(Extracted records)

┄┄┄┄┄┄

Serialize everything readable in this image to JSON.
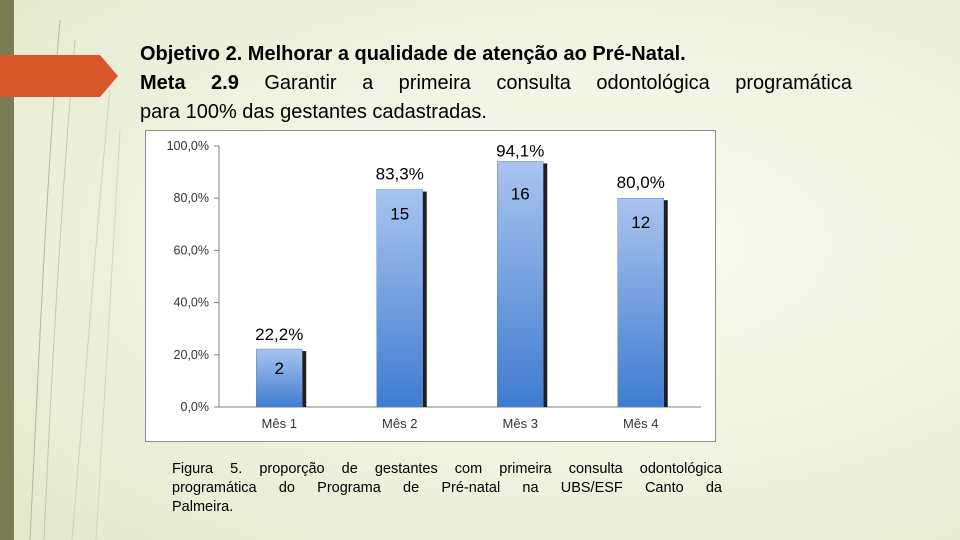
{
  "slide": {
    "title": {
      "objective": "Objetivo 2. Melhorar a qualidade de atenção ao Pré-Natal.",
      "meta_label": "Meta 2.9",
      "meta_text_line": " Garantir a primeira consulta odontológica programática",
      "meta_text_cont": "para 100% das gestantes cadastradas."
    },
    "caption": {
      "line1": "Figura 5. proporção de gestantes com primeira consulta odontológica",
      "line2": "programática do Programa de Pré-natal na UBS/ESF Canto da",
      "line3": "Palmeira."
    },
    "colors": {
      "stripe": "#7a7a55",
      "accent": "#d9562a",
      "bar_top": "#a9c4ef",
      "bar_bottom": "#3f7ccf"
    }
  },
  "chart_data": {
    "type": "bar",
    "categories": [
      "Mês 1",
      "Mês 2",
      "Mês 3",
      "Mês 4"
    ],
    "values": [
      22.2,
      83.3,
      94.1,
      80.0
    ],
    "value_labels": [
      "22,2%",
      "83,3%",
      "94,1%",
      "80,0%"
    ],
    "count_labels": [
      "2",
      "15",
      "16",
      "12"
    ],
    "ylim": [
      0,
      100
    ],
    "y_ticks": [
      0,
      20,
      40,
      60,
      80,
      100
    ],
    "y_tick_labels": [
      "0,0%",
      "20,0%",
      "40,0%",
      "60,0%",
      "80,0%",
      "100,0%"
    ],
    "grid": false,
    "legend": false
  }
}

┄┄┄┄┄┄

== Task requirements ==
Drop the images and repeat the data exactly.

== In response ==
Serialize everything readable in this image to JSON.
{
  "slide": {
    "title": {
      "objective": "Objetivo 2. Melhorar a qualidade de atenção ao Pré-Natal.",
      "meta_label": "Meta 2.9",
      "meta_text_line": " Garantir a primeira consulta odontológica programática",
      "meta_text_cont": "para 100% das gestantes cadastradas."
    },
    "caption": {
      "line1": "Figura 5. proporção de gestantes com primeira consulta odontológica",
      "line2": "programática do Programa de Pré-natal na UBS/ESF Canto da",
      "line3": "Palmeira."
    },
    "colors": {
      "stripe": "#7a7a55",
      "accent": "#d9562a",
      "bar_top": "#a9c4ef",
      "bar_bottom": "#3f7ccf"
    }
  },
  "chart_data": {
    "type": "bar",
    "categories": [
      "Mês 1",
      "Mês 2",
      "Mês 3",
      "Mês 4"
    ],
    "values": [
      22.2,
      83.3,
      94.1,
      80.0
    ],
    "value_labels": [
      "22,2%",
      "83,3%",
      "94,1%",
      "80,0%"
    ],
    "count_labels": [
      "2",
      "15",
      "16",
      "12"
    ],
    "ylim": [
      0,
      100
    ],
    "y_ticks": [
      0,
      20,
      40,
      60,
      80,
      100
    ],
    "y_tick_labels": [
      "0,0%",
      "20,0%",
      "40,0%",
      "60,0%",
      "80,0%",
      "100,0%"
    ],
    "grid": false,
    "legend": false
  }
}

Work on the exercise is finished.